◆ DATA ◆
===============
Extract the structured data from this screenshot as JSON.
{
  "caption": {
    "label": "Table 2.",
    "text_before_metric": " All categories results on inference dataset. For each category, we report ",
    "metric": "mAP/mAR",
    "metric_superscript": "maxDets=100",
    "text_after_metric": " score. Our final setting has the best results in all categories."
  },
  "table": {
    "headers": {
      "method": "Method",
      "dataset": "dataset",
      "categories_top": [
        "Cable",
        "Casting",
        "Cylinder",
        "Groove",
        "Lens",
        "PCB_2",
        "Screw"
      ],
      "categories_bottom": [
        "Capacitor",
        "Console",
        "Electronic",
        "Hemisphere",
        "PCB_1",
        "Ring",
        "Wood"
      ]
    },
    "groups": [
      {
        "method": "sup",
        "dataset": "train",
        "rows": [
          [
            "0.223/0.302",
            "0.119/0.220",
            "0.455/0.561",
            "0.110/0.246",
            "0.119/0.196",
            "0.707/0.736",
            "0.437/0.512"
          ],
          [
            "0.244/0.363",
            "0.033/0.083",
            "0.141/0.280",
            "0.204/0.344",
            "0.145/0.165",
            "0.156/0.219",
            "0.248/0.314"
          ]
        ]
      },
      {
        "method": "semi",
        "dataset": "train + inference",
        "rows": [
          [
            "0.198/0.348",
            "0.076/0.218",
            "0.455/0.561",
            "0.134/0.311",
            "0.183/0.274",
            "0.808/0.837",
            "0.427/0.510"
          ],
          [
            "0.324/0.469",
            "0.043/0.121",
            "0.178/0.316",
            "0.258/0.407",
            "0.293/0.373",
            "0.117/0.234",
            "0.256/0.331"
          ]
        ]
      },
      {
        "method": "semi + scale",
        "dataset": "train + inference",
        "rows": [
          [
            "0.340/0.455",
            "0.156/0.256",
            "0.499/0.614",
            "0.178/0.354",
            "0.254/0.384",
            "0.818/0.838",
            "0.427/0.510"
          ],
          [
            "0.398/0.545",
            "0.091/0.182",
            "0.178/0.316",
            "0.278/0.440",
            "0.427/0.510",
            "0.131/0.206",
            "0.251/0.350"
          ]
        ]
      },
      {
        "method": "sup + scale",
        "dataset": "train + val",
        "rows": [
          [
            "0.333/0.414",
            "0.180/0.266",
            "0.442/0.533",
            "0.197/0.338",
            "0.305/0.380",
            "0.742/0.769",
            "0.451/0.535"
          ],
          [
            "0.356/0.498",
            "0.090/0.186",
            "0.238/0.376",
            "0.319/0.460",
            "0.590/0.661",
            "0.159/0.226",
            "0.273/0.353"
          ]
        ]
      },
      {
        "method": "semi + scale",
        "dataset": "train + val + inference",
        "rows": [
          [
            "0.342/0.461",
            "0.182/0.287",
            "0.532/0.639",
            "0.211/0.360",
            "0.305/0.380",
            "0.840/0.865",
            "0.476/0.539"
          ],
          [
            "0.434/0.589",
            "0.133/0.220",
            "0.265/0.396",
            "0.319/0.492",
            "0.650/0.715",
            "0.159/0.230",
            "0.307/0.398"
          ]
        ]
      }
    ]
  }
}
===============
◆ REQUEST ◆
Print out all the entries precisely as written.

◆ ANSWER BELOW ◆
Extract the structured data from this screenshot as JSON.
{
  "caption": {
    "label": "Table 2.",
    "text_before_metric": " All categories results on inference dataset. For each category, we report ",
    "metric": "mAP/mAR",
    "metric_superscript": "maxDets=100",
    "text_after_metric": " score. Our final setting has the best results in all categories."
  },
  "table": {
    "headers": {
      "method": "Method",
      "dataset": "dataset",
      "categories_top": [
        "Cable",
        "Casting",
        "Cylinder",
        "Groove",
        "Lens",
        "PCB_2",
        "Screw"
      ],
      "categories_bottom": [
        "Capacitor",
        "Console",
        "Electronic",
        "Hemisphere",
        "PCB_1",
        "Ring",
        "Wood"
      ]
    },
    "groups": [
      {
        "method": "sup",
        "dataset": "train",
        "rows": [
          [
            "0.223/0.302",
            "0.119/0.220",
            "0.455/0.561",
            "0.110/0.246",
            "0.119/0.196",
            "0.707/0.736",
            "0.437/0.512"
          ],
          [
            "0.244/0.363",
            "0.033/0.083",
            "0.141/0.280",
            "0.204/0.344",
            "0.145/0.165",
            "0.156/0.219",
            "0.248/0.314"
          ]
        ]
      },
      {
        "method": "semi",
        "dataset": "train + inference",
        "rows": [
          [
            "0.198/0.348",
            "0.076/0.218",
            "0.455/0.561",
            "0.134/0.311",
            "0.183/0.274",
            "0.808/0.837",
            "0.427/0.510"
          ],
          [
            "0.324/0.469",
            "0.043/0.121",
            "0.178/0.316",
            "0.258/0.407",
            "0.293/0.373",
            "0.117/0.234",
            "0.256/0.331"
          ]
        ]
      },
      {
        "method": "semi + scale",
        "dataset": "train + inference",
        "rows": [
          [
            "0.340/0.455",
            "0.156/0.256",
            "0.499/0.614",
            "0.178/0.354",
            "0.254/0.384",
            "0.818/0.838",
            "0.427/0.510"
          ],
          [
            "0.398/0.545",
            "0.091/0.182",
            "0.178/0.316",
            "0.278/0.440",
            "0.427/0.510",
            "0.131/0.206",
            "0.251/0.350"
          ]
        ]
      },
      {
        "method": "sup + scale",
        "dataset": "train + val",
        "rows": [
          [
            "0.333/0.414",
            "0.180/0.266",
            "0.442/0.533",
            "0.197/0.338",
            "0.305/0.380",
            "0.742/0.769",
            "0.451/0.535"
          ],
          [
            "0.356/0.498",
            "0.090/0.186",
            "0.238/0.376",
            "0.319/0.460",
            "0.590/0.661",
            "0.159/0.226",
            "0.273/0.353"
          ]
        ]
      },
      {
        "method": "semi + scale",
        "dataset": "train + val + inference",
        "rows": [
          [
            "0.342/0.461",
            "0.182/0.287",
            "0.532/0.639",
            "0.211/0.360",
            "0.305/0.380",
            "0.840/0.865",
            "0.476/0.539"
          ],
          [
            "0.434/0.589",
            "0.133/0.220",
            "0.265/0.396",
            "0.319/0.492",
            "0.650/0.715",
            "0.159/0.230",
            "0.307/0.398"
          ]
        ]
      }
    ]
  }
}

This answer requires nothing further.